* _STATED TASK_: Go through the records and show each line where the word "keltaiseen" occurs.

Dataset entries
┄┄┄┄┄┄┄┄┄┄┄┄┄┄┄┄┄┄┄┄

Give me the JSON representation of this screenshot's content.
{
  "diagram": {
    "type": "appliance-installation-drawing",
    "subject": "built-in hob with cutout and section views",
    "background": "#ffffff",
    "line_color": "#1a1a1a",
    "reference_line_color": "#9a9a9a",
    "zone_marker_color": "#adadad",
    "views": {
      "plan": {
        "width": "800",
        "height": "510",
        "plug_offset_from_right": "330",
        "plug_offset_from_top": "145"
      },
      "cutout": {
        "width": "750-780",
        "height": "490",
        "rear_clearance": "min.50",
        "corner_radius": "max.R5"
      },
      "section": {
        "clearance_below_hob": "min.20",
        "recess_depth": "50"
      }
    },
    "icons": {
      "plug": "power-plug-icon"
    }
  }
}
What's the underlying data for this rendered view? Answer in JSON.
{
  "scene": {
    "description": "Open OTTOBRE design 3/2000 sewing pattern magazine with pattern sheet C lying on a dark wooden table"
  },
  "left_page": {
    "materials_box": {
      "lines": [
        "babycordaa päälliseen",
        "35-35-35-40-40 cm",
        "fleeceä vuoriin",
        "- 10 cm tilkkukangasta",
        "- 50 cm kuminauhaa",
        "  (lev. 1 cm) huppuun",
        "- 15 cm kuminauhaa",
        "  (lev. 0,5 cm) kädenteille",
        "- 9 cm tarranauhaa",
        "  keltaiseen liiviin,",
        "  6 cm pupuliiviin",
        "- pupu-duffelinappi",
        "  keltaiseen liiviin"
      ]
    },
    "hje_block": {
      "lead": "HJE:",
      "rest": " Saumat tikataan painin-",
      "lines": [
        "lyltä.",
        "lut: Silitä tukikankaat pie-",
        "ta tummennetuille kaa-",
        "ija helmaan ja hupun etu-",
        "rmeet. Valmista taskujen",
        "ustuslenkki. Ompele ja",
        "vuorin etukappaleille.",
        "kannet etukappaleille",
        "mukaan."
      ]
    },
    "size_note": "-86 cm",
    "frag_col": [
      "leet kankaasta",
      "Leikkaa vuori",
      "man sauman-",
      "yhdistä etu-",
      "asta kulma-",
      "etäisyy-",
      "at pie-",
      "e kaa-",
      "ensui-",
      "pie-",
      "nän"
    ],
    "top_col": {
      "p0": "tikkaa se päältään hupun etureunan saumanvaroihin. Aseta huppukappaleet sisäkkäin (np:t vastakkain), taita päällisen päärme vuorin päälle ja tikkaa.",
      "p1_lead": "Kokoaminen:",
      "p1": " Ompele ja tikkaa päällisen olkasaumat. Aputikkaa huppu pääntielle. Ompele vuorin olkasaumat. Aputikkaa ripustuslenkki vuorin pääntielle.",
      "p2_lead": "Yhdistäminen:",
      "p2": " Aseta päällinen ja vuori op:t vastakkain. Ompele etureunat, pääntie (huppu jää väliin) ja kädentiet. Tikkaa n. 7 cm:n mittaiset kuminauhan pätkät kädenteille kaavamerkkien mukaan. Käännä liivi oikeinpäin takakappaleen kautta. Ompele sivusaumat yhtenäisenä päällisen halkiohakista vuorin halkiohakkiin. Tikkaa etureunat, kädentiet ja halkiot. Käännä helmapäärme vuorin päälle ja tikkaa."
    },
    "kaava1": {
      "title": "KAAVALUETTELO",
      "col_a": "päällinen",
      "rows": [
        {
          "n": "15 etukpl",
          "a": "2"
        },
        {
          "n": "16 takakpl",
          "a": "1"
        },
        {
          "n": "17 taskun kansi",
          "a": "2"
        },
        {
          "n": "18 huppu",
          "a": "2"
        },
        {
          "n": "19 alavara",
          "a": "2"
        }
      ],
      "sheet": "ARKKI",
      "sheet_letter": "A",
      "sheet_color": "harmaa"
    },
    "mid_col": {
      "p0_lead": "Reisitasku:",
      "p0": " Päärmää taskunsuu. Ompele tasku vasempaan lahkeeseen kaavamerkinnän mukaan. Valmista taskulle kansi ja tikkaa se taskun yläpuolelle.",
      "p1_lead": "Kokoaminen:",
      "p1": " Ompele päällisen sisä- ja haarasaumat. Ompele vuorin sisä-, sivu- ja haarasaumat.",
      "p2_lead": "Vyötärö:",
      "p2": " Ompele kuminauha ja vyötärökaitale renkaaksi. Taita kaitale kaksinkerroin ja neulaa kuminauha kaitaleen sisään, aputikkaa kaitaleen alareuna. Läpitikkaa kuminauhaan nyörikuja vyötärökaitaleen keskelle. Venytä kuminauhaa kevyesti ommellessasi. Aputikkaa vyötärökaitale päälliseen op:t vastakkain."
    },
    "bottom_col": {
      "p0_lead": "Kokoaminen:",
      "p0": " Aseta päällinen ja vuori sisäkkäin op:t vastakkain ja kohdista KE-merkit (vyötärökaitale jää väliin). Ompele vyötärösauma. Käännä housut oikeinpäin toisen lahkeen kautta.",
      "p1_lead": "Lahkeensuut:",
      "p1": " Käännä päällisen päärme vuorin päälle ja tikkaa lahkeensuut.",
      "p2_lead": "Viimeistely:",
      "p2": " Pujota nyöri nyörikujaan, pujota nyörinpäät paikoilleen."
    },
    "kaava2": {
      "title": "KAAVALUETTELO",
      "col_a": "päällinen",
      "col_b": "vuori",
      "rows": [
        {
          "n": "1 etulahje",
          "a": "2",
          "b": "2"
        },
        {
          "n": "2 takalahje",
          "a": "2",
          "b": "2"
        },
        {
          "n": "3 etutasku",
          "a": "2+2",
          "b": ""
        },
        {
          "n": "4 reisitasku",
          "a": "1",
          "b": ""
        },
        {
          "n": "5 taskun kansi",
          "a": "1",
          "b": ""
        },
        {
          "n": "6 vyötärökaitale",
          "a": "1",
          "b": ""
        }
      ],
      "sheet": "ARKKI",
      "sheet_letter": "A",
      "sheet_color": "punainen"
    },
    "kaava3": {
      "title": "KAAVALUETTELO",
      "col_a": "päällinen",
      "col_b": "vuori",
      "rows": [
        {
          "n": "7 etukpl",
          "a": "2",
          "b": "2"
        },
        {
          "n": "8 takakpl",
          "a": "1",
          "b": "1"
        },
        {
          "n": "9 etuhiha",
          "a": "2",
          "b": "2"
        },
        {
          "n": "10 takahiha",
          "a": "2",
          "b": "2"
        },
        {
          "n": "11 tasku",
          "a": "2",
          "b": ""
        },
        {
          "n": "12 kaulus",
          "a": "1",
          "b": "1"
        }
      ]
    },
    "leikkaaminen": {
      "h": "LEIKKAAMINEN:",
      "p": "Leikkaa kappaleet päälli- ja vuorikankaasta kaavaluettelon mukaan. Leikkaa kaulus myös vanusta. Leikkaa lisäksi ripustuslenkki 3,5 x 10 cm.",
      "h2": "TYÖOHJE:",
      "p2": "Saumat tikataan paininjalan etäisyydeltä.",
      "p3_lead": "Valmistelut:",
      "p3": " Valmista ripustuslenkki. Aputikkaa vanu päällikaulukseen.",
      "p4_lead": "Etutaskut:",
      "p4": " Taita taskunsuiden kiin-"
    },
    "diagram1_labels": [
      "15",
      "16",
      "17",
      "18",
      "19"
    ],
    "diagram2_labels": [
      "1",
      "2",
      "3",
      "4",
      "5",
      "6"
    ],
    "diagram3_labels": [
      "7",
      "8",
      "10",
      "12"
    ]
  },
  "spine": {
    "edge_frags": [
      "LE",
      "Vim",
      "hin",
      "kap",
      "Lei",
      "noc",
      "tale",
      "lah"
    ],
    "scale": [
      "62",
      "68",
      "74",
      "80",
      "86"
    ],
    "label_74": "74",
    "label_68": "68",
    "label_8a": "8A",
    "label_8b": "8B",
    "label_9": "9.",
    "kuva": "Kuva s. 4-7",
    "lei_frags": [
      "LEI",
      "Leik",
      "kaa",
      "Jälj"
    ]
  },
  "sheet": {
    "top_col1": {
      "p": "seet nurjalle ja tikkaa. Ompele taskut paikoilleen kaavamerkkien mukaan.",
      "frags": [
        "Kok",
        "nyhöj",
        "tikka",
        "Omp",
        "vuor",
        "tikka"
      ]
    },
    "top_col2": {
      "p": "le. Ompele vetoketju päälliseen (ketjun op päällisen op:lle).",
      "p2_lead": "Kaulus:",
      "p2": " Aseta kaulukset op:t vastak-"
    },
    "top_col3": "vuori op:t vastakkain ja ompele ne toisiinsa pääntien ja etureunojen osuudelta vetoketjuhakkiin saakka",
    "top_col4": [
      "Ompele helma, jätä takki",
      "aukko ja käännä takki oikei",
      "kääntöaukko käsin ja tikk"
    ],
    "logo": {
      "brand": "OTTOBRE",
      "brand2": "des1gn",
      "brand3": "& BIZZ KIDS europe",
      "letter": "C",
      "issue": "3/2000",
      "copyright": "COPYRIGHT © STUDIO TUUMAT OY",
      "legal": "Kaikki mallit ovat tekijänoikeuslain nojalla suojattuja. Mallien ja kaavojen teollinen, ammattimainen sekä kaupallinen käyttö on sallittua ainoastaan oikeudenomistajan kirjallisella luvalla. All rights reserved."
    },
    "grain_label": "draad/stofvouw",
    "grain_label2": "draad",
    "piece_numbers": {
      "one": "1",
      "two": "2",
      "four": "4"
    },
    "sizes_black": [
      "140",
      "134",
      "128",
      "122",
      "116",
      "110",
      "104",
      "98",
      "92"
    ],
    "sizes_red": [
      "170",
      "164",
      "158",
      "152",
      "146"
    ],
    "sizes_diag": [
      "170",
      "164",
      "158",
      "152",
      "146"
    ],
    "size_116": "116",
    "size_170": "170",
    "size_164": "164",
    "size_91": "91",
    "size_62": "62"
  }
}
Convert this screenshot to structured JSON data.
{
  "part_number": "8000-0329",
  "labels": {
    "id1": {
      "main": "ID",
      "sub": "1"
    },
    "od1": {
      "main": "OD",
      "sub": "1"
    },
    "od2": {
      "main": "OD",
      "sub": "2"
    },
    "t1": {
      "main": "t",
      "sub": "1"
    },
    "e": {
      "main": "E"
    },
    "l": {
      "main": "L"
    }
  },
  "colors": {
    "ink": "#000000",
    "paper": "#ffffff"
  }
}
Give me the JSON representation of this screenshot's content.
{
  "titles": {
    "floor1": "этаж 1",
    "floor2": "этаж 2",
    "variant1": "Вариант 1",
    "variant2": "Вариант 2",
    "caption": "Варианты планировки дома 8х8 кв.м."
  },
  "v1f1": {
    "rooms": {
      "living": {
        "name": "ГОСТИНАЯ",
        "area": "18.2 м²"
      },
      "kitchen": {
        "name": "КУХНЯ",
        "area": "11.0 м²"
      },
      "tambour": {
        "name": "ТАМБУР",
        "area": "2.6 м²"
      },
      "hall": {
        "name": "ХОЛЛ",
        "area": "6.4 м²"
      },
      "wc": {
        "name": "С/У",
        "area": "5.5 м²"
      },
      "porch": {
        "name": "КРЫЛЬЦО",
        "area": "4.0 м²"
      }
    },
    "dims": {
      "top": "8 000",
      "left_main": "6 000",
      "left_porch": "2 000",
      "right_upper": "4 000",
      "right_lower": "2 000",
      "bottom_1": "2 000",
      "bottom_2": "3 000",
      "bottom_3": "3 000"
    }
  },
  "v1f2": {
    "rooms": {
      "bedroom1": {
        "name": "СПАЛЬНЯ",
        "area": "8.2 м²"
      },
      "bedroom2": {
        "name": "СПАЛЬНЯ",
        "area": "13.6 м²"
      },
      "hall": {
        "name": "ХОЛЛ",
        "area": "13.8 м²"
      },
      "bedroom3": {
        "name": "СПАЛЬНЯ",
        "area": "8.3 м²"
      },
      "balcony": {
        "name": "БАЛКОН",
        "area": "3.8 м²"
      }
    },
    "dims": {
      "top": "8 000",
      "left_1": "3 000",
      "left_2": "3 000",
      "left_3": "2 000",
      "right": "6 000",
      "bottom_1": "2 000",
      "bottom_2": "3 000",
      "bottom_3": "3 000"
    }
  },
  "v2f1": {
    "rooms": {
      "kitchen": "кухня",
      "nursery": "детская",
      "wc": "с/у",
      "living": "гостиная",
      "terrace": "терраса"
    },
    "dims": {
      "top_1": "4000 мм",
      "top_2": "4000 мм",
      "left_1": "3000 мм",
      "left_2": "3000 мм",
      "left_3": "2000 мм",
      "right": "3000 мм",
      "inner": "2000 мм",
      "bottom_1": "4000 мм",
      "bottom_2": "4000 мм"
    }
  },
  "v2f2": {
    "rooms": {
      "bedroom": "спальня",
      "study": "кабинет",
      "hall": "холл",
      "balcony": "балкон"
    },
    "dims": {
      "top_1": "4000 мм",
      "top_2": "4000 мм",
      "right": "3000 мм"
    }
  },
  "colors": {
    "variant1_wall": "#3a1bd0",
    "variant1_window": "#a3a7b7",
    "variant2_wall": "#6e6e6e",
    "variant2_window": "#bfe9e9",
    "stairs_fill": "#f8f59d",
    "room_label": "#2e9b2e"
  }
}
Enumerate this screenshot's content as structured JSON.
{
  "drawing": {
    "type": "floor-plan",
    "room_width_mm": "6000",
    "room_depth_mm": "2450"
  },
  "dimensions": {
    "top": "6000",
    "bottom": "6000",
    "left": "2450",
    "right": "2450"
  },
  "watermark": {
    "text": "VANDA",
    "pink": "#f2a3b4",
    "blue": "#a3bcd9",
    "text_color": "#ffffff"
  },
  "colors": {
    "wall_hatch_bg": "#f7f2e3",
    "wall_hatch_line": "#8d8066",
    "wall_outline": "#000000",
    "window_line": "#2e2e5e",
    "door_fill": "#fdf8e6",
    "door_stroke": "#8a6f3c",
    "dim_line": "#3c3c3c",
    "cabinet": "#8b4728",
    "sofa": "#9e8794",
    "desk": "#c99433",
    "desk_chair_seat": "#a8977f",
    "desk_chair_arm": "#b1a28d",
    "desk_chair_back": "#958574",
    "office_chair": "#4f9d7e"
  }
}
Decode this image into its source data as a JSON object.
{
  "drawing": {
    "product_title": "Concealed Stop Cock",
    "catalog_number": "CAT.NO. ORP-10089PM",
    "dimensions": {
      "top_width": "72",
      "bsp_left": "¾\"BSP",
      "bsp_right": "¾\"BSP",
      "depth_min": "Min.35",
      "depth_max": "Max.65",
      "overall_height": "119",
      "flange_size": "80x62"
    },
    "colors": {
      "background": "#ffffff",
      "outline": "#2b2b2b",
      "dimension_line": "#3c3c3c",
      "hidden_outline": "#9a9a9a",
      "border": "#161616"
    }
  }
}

┄┄┄┄┄┄┄┄┄┄┄┄┄┄┄┄┄┄┄┄

* _CORRECT RESULT_:
        "  keltaiseen liiviin,",
        "  keltaiseen liiviin"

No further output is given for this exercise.